• [BLOCO DE TEXTO]
____

Ainda assim, o Vapor Aqui alega não contrariar a legislação por se considerar um projeto jornalístico e informativo.Em vídeo publicado no Instagram em 9 de fevereiro, após a conta do Vapor Aqui ter sido bloqueada devido a denúncias de conteúdo inapropriado, Hazard afirmou:
“Citei a RDC 46/2009 que diz que é proibida a propaganda e importação, mas falar sobre, ter ou usar o cigarro eletrônico. Isso não é proibido. E a nossa página faz isso: informa as pessoas a respeito do vape”, disse. Adriana Carvalho, advogada da organização ACT Promoção da Saúde, vê fragilidade no argumento de Hazard. “É um site promocional com vários anúncios de publicidades dos produtos. Ele está fazendo publicidade dos DEFs, o que é vedado pela lei”, diz.
A reportagem não conseguiu localizar Hazard.
Influencers para todos os gostos
A maioria dos perfis não vende diretamente os aparelhos, mas faz análises com longos vídeos vaporando, mostrando os produtos, e parcerias de divulgação das contas de lojas que vendem os dispositivos ou os e-liquids.
São perfis que promovem produtos indiretamente — os interessados precisam apenas clicar na opção “maior de 18 anos” para acessar o catálogo dos sites parceiros.
O @VapersBrazil, perfil do vaper Luiz Otávio, possui mais de 26 mil seguidores somente no Instagram. No Youtube, possui mais de 52 mil inscritos, 433 vídeos enviados, incluindo tutoriais para iniciantes. Apesar afirmar na bio da rede social que não comercializa cigarro eletrônico, o vaper cita a loja White Cloud Brasil. Nesse perfil, há um espaço dedicado a parcerias com perfis de influenciadores de alcance muito maior, com públicos que não são exclusivamente voltados para o cigarro eletrônico.
Modelos chamativos e vendidos pela loja foram entregues, por exemplo, para o MC Menor e o MC Jottapê, que possuem, respectivamente, 4,9 milhões e 6,5 milhões de seguidores. Por meio dos stories, elogiando e mostrando os produtos recebidos, a divulgação é bem mais ampla.
Os perfis e canais no Youtube são muitos, mas o alcance de cada conta é diferenciado. Alguns não chegam a 10 mil inscritos. Entre eles, o Vapor e Ciência, patrocinado pela loja Vape Zone BR, o perfil Mariano Vaper e o Vaporacast, primeiro podcast brasileiro exclusivamente sobre cigarro eletrônico, apresentado por Miguel Okumura. Há canais populares como O Poderoso Vapor, comandado por Filipe Collioni, com pouco mais de cem mil inscritos no Youtube. Já o Zona do Vapor, que conta com 191 mil inscritos no canal e 58,9 mil seguidores no Instagram, de Marcelo Fraresso, acumula mais de 17 milhões de visualizações desde que foi criado, em 2017.

____

Itens de uma fonte de dados:
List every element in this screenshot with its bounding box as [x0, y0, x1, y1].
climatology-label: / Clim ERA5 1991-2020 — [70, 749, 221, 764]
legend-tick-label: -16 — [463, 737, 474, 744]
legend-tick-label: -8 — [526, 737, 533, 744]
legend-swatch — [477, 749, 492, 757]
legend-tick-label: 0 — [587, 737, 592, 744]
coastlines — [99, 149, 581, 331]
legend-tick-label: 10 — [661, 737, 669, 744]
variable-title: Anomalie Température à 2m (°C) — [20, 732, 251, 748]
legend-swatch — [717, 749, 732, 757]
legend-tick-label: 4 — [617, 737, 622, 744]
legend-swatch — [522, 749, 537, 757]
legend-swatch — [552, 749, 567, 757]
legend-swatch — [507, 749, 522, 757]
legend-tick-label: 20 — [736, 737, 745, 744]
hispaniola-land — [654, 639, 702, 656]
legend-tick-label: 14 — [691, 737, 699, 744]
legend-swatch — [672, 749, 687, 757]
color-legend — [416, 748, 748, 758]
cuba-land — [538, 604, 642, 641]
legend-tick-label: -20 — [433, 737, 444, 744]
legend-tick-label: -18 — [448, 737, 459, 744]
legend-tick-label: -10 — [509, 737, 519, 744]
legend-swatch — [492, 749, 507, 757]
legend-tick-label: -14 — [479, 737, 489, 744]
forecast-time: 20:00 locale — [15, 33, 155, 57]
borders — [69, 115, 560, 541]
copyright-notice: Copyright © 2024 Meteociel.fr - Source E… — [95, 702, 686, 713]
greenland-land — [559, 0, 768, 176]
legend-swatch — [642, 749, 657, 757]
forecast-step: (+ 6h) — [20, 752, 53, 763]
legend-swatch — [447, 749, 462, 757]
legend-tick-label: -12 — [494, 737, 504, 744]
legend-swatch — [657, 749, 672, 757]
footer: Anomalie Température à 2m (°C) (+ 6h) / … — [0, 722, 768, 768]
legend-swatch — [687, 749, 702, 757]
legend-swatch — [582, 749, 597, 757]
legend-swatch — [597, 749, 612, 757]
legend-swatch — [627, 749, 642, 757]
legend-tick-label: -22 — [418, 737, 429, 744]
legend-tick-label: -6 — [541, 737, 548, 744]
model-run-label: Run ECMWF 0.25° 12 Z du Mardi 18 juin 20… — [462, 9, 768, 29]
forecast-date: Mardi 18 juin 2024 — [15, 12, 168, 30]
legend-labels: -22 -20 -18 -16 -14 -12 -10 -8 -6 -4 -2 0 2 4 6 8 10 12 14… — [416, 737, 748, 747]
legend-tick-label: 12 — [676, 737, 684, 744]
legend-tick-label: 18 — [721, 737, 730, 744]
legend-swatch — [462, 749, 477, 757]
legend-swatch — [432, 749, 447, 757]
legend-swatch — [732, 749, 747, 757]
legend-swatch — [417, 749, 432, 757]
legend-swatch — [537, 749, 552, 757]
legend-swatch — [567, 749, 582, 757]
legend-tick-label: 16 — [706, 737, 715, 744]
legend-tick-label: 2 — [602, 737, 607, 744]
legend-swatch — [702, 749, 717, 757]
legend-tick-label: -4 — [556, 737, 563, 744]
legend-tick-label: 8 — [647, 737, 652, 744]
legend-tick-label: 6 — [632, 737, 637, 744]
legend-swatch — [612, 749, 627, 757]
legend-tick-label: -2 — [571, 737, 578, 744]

____

• [TAREFAS A REALIZAR]
(a) Liste todas as pessoas que o texto sobre cigarro eletrônico cita pelo nome.
(b) Redigite o trecho do texto sobre cigarro eletrônico entre “A reportagem não” e “ou os e-liquids.”, inclusive.

• [RESULTADOS POR TAREFA]
(a) Hazard, Adriana Carvalho, Luiz Otávio, MC Menor, MC Jottapê, Miguel Okumura, Filipe Collioni, Marcelo Fraresso

(b)
A reportagem não conseguiu localizar Hazard.
Influencers para todos os gostos
A maioria dos perfis não vende diretamente os aparelhos, mas faz análises com longos vídeos vaporando, mostrando os produtos, e parcerias de divulgação das contas de lojas que vendem os dispositivos ou os e-liquids.